GIVEN TASK:
The entire listing is to be repeated verbatim.

Stored data:
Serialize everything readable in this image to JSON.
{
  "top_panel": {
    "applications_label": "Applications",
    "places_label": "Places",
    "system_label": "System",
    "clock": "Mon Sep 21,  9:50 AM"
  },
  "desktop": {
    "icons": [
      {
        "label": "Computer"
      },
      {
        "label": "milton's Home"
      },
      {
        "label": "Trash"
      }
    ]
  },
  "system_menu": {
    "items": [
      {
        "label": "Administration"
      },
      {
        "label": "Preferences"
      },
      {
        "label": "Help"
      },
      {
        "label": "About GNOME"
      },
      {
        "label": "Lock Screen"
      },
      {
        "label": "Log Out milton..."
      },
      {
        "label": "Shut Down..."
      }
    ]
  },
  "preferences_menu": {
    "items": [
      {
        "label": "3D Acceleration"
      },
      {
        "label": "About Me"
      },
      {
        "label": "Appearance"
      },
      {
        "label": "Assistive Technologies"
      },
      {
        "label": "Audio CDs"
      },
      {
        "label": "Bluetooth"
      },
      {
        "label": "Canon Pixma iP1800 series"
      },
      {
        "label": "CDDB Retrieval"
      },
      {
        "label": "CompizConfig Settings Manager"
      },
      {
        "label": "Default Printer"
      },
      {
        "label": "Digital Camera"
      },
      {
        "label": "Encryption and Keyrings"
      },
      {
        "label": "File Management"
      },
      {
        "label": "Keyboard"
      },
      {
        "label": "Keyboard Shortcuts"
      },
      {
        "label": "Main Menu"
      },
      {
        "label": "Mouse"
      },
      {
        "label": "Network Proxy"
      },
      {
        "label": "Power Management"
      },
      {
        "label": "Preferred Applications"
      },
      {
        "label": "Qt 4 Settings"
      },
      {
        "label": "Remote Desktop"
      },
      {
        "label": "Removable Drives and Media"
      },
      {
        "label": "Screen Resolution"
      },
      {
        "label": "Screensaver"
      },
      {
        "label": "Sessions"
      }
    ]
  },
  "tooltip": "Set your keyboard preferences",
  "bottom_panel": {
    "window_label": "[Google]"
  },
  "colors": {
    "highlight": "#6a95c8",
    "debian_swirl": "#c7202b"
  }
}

WORKED SOLUTION:
Serialize everything readable in this image to JSON.
{
  "top_panel": {
    "applications_label": "Applications",
    "places_label": "Places",
    "system_label": "System",
    "clock": "Mon Sep 21,  9:50 AM"
  },
  "desktop": {
    "icons": [
      {
        "label": "Computer"
      },
      {
        "label": "milton's Home"
      },
      {
        "label": "Trash"
      }
    ]
  },
  "system_menu": {
    "items": [
      {
        "label": "Administration"
      },
      {
        "label": "Preferences"
      },
      {
        "label": "Help"
      },
      {
        "label": "About GNOME"
      },
      {
        "label": "Lock Screen"
      },
      {
        "label": "Log Out milton..."
      },
      {
        "label": "Shut Down..."
      }
    ]
  },
  "preferences_menu": {
    "items": [
      {
        "label": "3D Acceleration"
      },
      {
        "label": "About Me"
      },
      {
        "label": "Appearance"
      },
      {
        "label": "Assistive Technologies"
      },
      {
        "label": "Audio CDs"
      },
      {
        "label": "Bluetooth"
      },
      {
        "label": "Canon Pixma iP1800 series"
      },
      {
        "label": "CDDB Retrieval"
      },
      {
        "label": "CompizConfig Settings Manager"
      },
      {
        "label": "Default Printer"
      },
      {
        "label": "Digital Camera"
      },
      {
        "label": "Encryption and Keyrings"
      },
      {
        "label": "File Management"
      },
      {
        "label": "Keyboard"
      },
      {
        "label": "Keyboard Shortcuts"
      },
      {
        "label": "Main Menu"
      },
      {
        "label": "Mouse"
      },
      {
        "label": "Network Proxy"
      },
      {
        "label": "Power Management"
      },
      {
        "label": "Preferred Applications"
      },
      {
        "label": "Qt 4 Settings"
      },
      {
        "label": "Remote Desktop"
      },
      {
        "label": "Removable Drives and Media"
      },
      {
        "label": "Screen Resolution"
      },
      {
        "label": "Screensaver"
      },
      {
        "label": "Sessions"
      }
    ]
  },
  "tooltip": "Set your keyboard preferences",
  "bottom_panel": {
    "window_label": "[Google]"
  },
  "colors": {
    "highlight": "#6a95c8",
    "debian_swirl": "#c7202b"
  }
}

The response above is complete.